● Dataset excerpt
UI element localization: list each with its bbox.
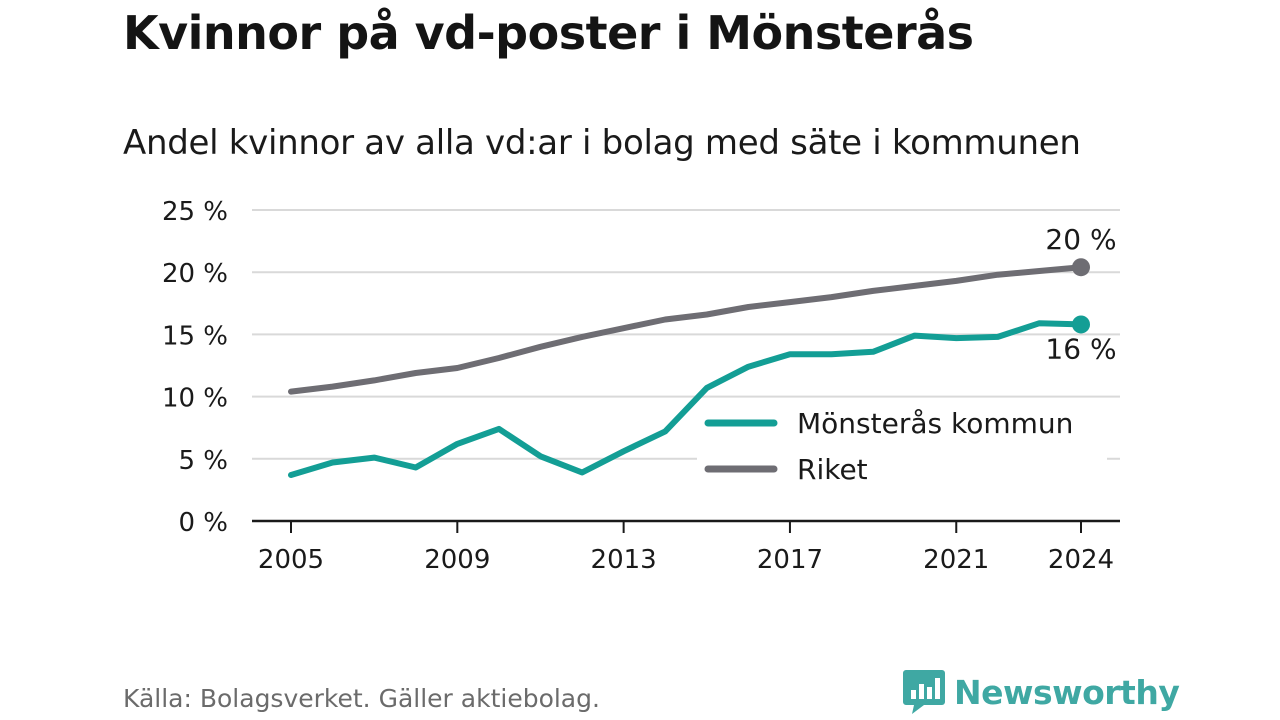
end-point bbox=[1072, 258, 1090, 277]
newsworthy-logo-icon bbox=[903, 670, 945, 714]
end-label: 20 % bbox=[1045, 223, 1116, 256]
y-tick-label: 5 % bbox=[178, 446, 228, 476]
legend-background bbox=[697, 398, 1107, 494]
series-line bbox=[288, 320, 1084, 478]
x-tick-label: 2021 bbox=[923, 545, 989, 575]
x-tick-label: 2005 bbox=[258, 545, 324, 575]
legend: Mönsterås kommun Riket bbox=[697, 398, 1107, 494]
x-tick-label: 2009 bbox=[424, 545, 490, 575]
y-tick-label: 25 % bbox=[162, 197, 228, 227]
y-tick-label: 0 % bbox=[178, 508, 228, 538]
end-point bbox=[1072, 315, 1090, 334]
y-tick-label: 20 % bbox=[162, 259, 228, 289]
x-tick-label: 2024 bbox=[1048, 545, 1114, 575]
x-tick-label: 2013 bbox=[591, 545, 657, 575]
x-tick-label: 2017 bbox=[757, 545, 823, 575]
series-lines bbox=[288, 264, 1084, 478]
end-label: 16 % bbox=[1045, 332, 1116, 365]
brand-logo: Newsworthy bbox=[902, 668, 1180, 716]
x-axis: 2005 2009 2013 2017 2021 2024 bbox=[252, 519, 1120, 575]
grid-lines bbox=[252, 209, 1120, 460]
y-tick-label: 10 % bbox=[162, 384, 228, 414]
legend-label: Riket bbox=[797, 453, 868, 486]
end-points: 16 % 20 % bbox=[1045, 223, 1116, 365]
legend-label: Mönsterås kommun bbox=[797, 407, 1073, 440]
chart-subtitle: Andel kvinnor av alla vd:ar i bolag med … bbox=[123, 123, 1081, 163]
series-line bbox=[288, 264, 1084, 395]
y-tick-label: 15 % bbox=[162, 321, 228, 351]
chart-title: Kvinnor på vd-poster i Mönsterås bbox=[123, 6, 974, 60]
brand-name: Newsworthy bbox=[954, 672, 1180, 712]
source-note: Källa: Bolagsverket. Gäller aktiebolag. bbox=[123, 684, 600, 713]
y-axis: 0 % 5 % 10 % 15 % 20 % 25 % bbox=[162, 197, 228, 538]
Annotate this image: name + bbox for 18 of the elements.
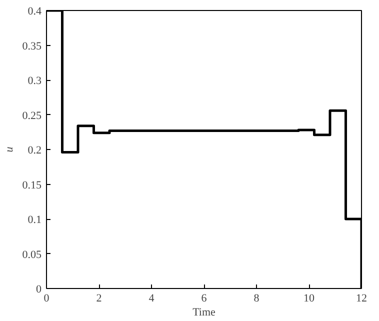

● Aim
Copy the rows above word for word, from the line with "end-point bbox=[1072, 258, 1090, 277]" to the line with "brand-name: Newsworthy bbox=[954, 672, 1180, 712]", both included.

● Full answer
end-point bbox=[1072, 258, 1090, 277]
newsworthy-logo-icon bbox=[903, 670, 945, 714]
end-label: 20 % bbox=[1045, 223, 1116, 256]
y-tick-label: 5 % bbox=[178, 446, 228, 476]
legend-background bbox=[697, 398, 1107, 494]
series-line bbox=[288, 320, 1084, 478]
x-tick-label: 2021 bbox=[923, 545, 989, 575]
x-tick-label: 2005 bbox=[258, 545, 324, 575]
legend: Mönsterås kommun Riket bbox=[697, 398, 1107, 494]
x-tick-label: 2009 bbox=[424, 545, 490, 575]
y-tick-label: 25 % bbox=[162, 197, 228, 227]
y-tick-label: 0 % bbox=[178, 508, 228, 538]
end-point bbox=[1072, 315, 1090, 334]
y-tick-label: 20 % bbox=[162, 259, 228, 289]
x-tick-label: 2024 bbox=[1048, 545, 1114, 575]
x-tick-label: 2013 bbox=[591, 545, 657, 575]
x-tick-label: 2017 bbox=[757, 545, 823, 575]
series-lines bbox=[288, 264, 1084, 478]
end-label: 16 % bbox=[1045, 332, 1116, 365]
brand-logo: Newsworthy bbox=[902, 668, 1180, 716]
x-axis: 2005 2009 2013 2017 2021 2024 bbox=[252, 519, 1120, 575]
grid-lines bbox=[252, 209, 1120, 460]
y-tick-label: 10 % bbox=[162, 384, 228, 414]
legend-label: Riket bbox=[797, 453, 868, 486]
end-points: 16 % 20 % bbox=[1045, 223, 1116, 365]
legend-label: Mönsterås kommun bbox=[797, 407, 1073, 440]
chart-subtitle: Andel kvinnor av alla vd:ar i bolag med … bbox=[123, 123, 1081, 163]
series-line bbox=[288, 264, 1084, 395]
y-tick-label: 15 % bbox=[162, 321, 228, 351]
chart-title: Kvinnor på vd-poster i Mönsterås bbox=[123, 6, 974, 60]
brand-name: Newsworthy bbox=[954, 672, 1180, 712]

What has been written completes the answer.